◆ **SET TASK**
Extract every line where the string "Interest" appears.

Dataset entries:
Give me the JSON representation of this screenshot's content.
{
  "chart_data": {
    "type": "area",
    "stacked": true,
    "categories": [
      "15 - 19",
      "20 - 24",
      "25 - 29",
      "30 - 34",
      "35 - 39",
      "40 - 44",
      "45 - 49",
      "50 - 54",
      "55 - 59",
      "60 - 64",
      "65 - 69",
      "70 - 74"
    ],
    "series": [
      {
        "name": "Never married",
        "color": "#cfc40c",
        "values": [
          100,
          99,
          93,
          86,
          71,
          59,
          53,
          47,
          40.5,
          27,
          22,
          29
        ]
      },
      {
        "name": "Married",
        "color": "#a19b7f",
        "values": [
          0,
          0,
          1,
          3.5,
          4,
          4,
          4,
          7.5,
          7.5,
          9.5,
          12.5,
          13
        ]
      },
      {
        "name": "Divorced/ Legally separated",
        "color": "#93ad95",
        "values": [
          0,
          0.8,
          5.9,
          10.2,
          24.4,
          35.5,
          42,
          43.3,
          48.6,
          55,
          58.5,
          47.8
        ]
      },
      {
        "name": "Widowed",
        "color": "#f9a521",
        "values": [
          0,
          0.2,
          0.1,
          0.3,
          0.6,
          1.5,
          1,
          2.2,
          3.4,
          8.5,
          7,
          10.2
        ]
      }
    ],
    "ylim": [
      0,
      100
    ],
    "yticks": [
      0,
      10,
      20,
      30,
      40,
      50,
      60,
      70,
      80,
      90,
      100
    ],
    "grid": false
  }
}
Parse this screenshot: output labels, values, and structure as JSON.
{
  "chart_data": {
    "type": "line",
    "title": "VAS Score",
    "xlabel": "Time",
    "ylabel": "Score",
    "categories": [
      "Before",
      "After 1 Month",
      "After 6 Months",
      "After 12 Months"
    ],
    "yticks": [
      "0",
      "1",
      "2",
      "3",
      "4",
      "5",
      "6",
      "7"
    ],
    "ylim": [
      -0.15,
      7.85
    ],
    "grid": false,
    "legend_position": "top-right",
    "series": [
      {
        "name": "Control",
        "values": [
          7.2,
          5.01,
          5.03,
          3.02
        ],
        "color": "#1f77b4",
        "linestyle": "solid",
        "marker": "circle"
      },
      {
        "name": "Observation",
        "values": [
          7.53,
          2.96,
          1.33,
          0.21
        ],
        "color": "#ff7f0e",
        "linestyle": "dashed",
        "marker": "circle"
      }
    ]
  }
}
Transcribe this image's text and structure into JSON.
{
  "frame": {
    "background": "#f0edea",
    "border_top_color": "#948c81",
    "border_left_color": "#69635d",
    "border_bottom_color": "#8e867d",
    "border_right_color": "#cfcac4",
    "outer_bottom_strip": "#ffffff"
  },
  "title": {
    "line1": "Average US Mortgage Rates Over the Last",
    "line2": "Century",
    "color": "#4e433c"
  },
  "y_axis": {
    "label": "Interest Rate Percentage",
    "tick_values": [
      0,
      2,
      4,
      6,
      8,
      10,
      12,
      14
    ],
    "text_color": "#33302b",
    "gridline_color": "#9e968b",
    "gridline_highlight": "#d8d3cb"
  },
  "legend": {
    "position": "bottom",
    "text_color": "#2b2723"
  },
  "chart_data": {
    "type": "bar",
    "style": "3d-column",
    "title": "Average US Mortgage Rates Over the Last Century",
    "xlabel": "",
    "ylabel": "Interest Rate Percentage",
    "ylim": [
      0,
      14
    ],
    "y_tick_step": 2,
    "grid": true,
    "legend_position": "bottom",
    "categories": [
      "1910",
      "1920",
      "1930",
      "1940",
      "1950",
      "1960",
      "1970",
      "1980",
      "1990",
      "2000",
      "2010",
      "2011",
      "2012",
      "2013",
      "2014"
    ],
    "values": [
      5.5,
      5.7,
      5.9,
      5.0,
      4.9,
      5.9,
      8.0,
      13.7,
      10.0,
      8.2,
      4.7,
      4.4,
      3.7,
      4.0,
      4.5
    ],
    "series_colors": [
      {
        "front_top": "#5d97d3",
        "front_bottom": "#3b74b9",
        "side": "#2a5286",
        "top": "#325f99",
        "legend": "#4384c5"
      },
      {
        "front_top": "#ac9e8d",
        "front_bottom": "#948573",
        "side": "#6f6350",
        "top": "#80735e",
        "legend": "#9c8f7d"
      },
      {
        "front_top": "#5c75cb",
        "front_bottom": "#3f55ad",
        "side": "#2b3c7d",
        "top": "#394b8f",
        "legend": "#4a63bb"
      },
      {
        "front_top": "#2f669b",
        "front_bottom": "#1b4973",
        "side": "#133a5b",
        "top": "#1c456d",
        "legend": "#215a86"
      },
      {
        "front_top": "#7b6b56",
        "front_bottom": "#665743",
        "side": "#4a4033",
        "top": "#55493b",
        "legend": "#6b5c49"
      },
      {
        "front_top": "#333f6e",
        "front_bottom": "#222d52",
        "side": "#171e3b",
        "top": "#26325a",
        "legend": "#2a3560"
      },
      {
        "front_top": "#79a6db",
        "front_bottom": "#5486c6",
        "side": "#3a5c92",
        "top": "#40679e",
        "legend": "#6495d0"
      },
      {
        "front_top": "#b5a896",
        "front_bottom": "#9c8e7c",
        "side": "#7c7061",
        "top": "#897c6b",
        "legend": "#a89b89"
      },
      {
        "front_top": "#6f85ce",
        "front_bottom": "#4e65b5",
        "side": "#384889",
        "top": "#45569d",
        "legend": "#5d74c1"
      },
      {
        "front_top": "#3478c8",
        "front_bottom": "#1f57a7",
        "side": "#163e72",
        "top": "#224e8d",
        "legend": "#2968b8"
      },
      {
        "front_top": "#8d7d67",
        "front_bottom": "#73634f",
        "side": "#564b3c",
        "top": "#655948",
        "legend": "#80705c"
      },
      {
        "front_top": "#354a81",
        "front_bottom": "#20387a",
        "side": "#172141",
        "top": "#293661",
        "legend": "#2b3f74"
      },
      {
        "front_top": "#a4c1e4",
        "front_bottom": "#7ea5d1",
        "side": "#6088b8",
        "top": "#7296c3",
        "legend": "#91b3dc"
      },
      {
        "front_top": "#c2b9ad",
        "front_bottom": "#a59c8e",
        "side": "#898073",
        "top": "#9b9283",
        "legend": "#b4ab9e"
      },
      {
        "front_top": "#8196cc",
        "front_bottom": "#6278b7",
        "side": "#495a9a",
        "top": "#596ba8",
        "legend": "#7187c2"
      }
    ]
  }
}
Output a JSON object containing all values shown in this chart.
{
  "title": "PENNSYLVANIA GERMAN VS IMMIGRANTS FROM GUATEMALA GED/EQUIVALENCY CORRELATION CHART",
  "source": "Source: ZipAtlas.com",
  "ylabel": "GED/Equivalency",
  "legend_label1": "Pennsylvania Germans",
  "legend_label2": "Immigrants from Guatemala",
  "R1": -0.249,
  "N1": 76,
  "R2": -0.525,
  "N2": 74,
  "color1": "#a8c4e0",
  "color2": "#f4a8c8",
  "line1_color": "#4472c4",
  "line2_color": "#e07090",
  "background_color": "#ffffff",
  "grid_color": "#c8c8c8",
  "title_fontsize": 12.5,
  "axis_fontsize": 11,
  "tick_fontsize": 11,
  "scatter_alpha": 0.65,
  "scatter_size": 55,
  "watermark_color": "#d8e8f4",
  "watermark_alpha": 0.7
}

◆ **RESULT OF THE TASK**
    "label": "Interest Rate Percentage",
    "ylabel": "Interest Rate Percentage",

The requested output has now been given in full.